**Do this:** Locate each line holding the string "name" and copy it.

**Dataset extract:**
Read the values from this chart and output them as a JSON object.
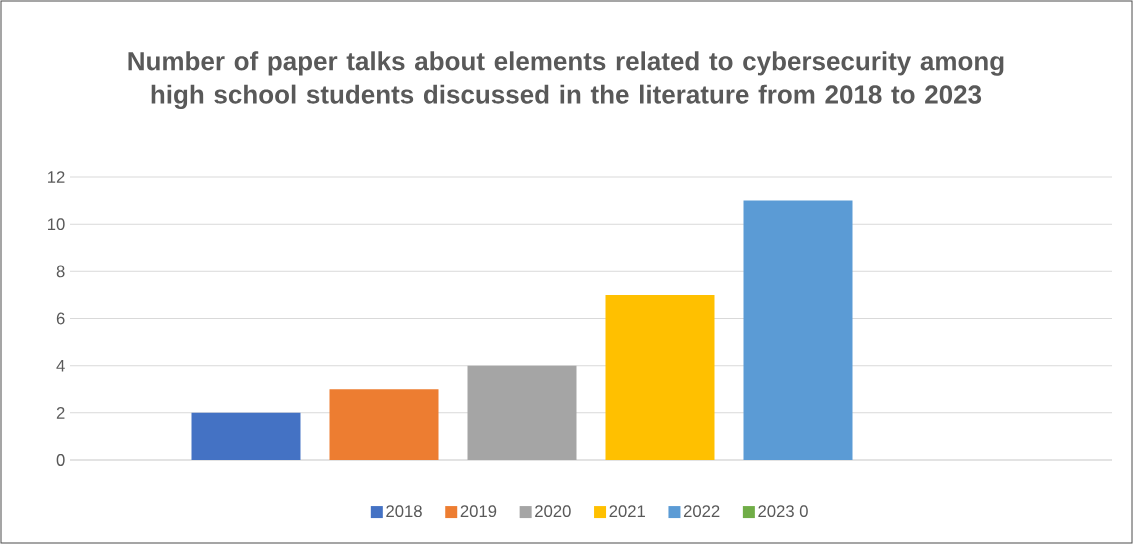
{
  "chart_data": {
    "type": "bar",
    "title": "Number of paper talks about elements related to cybersecurity among high school students discussed in the literature from 2018 to 2023",
    "categories": [
      null
    ],
    "series": [
      {
        "name": "2018",
        "color": "#4472c4",
        "values": [
          2
        ]
      },
      {
        "name": "2019",
        "color": "#ed7d31",
        "values": [
          3
        ]
      },
      {
        "name": "2020",
        "color": "#a5a5a5",
        "values": [
          4
        ]
      },
      {
        "name": "2021",
        "color": "#ffc000",
        "values": [
          7
        ]
      },
      {
        "name": "2022",
        "color": "#5b9bd5",
        "values": [
          11
        ]
      },
      {
        "name": "2023 0",
        "color": "#70ad47",
        "values": [
          0
        ]
      }
    ],
    "ylim": [
      0,
      12
    ],
    "yticks": [
      0,
      2,
      4,
      6,
      8,
      10,
      12
    ],
    "grid": "y",
    "legend": "bottom"
  }
}
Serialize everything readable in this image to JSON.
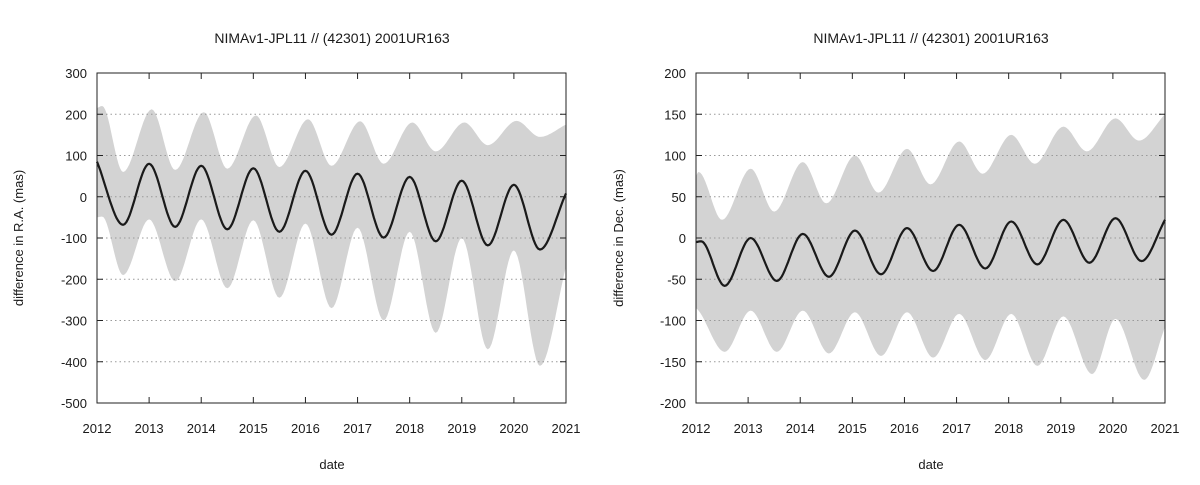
{
  "chart_data": [
    {
      "type": "line",
      "title": "NIMAv1-JPL11 // (42301) 2001UR163",
      "xlabel": "date",
      "ylabel": "difference in R.A. (mas)",
      "xlim": [
        2012,
        2021
      ],
      "ylim": [
        -500,
        300
      ],
      "x_ticks": [
        "2012",
        "2013",
        "2014",
        "2015",
        "2016",
        "2017",
        "2018",
        "2019",
        "2020",
        "2021"
      ],
      "y_ticks": [
        "300",
        "200",
        "100",
        "0",
        "-100",
        "-200",
        "-300",
        "-400",
        "-500"
      ],
      "grid": "horizontal dotted",
      "colors": {
        "band": "#d3d3d3",
        "line": "#1a1a1a"
      },
      "series": [
        {
          "kind": "mean-line",
          "x": [
            2012.0,
            2012.5,
            2013.0,
            2013.5,
            2014.0,
            2014.5,
            2015.0,
            2015.5,
            2016.0,
            2016.5,
            2017.0,
            2017.5,
            2018.0,
            2018.5,
            2019.0,
            2019.5,
            2020.0,
            2020.5,
            2021.0
          ],
          "y": [
            85,
            -68,
            80,
            -73,
            75,
            -79,
            69,
            -85,
            63,
            -92,
            56,
            -99,
            48,
            -108,
            39,
            -118,
            29,
            -128,
            8
          ]
        },
        {
          "kind": "uncertainty-band-upper",
          "x": [
            2012.0,
            2012.1,
            2012.5,
            2013.05,
            2013.5,
            2014.05,
            2014.5,
            2015.05,
            2015.5,
            2016.05,
            2016.5,
            2017.05,
            2017.5,
            2018.05,
            2018.5,
            2019.05,
            2019.5,
            2020.05,
            2020.5,
            2021.0
          ],
          "y": [
            215,
            220,
            60,
            212,
            65,
            205,
            68,
            197,
            72,
            188,
            75,
            183,
            80,
            180,
            110,
            180,
            125,
            184,
            145,
            175
          ]
        },
        {
          "kind": "uncertainty-band-lower",
          "x": [
            2012.0,
            2012.1,
            2012.5,
            2013.0,
            2013.5,
            2014.0,
            2014.5,
            2015.0,
            2015.5,
            2016.0,
            2016.5,
            2017.0,
            2017.5,
            2018.0,
            2018.5,
            2019.0,
            2019.5,
            2020.0,
            2020.5,
            2021.0
          ],
          "y": [
            -50,
            -48,
            -190,
            -55,
            -205,
            -55,
            -222,
            -57,
            -245,
            -65,
            -270,
            -75,
            -300,
            -85,
            -330,
            -100,
            -370,
            -130,
            -410,
            -170
          ]
        }
      ]
    },
    {
      "type": "line",
      "title": "NIMAv1-JPL11 // (42301) 2001UR163",
      "xlabel": "date",
      "ylabel": "difference in Dec. (mas)",
      "xlim": [
        2012,
        2021
      ],
      "ylim": [
        -200,
        200
      ],
      "x_ticks": [
        "2012",
        "2013",
        "2014",
        "2015",
        "2016",
        "2017",
        "2018",
        "2019",
        "2020",
        "2021"
      ],
      "y_ticks": [
        "200",
        "150",
        "100",
        "50",
        "0",
        "-50",
        "-100",
        "-150",
        "-200"
      ],
      "grid": "horizontal dotted",
      "colors": {
        "band": "#d3d3d3",
        "line": "#1a1a1a"
      },
      "series": [
        {
          "kind": "mean-line",
          "x": [
            2012.0,
            2012.1,
            2012.55,
            2013.05,
            2013.55,
            2014.05,
            2014.55,
            2015.05,
            2015.55,
            2016.05,
            2016.55,
            2017.05,
            2017.55,
            2018.05,
            2018.55,
            2019.05,
            2019.55,
            2020.05,
            2020.55,
            2021.0
          ],
          "y": [
            -5,
            -4,
            -58,
            0,
            -52,
            5,
            -47,
            9,
            -44,
            12,
            -40,
            16,
            -37,
            20,
            -32,
            22,
            -30,
            24,
            -28,
            22
          ]
        },
        {
          "kind": "uncertainty-band-upper",
          "x": [
            2012.0,
            2012.05,
            2012.5,
            2013.05,
            2013.5,
            2014.05,
            2014.5,
            2015.05,
            2015.5,
            2016.05,
            2016.5,
            2017.05,
            2017.5,
            2018.05,
            2018.5,
            2019.05,
            2019.5,
            2020.05,
            2020.5,
            2021.0
          ],
          "y": [
            75,
            80,
            22,
            84,
            32,
            92,
            42,
            100,
            55,
            108,
            65,
            117,
            78,
            125,
            90,
            135,
            105,
            145,
            118,
            150
          ]
        },
        {
          "kind": "uncertainty-band-lower",
          "x": [
            2012.0,
            2012.05,
            2012.55,
            2013.05,
            2013.55,
            2014.05,
            2014.55,
            2015.05,
            2015.55,
            2016.05,
            2016.55,
            2017.05,
            2017.55,
            2018.05,
            2018.55,
            2019.05,
            2019.6,
            2020.05,
            2020.6,
            2021.0
          ],
          "y": [
            -85,
            -88,
            -138,
            -88,
            -138,
            -88,
            -140,
            -90,
            -143,
            -90,
            -145,
            -92,
            -148,
            -92,
            -155,
            -95,
            -165,
            -98,
            -172,
            -108
          ]
        }
      ]
    }
  ]
}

**Solved problem:**
        "name": "2018",
        "name": "2019",
        "name": "2020",
        "name": "2021",
        "name": "2022",
        "name": "2023 0",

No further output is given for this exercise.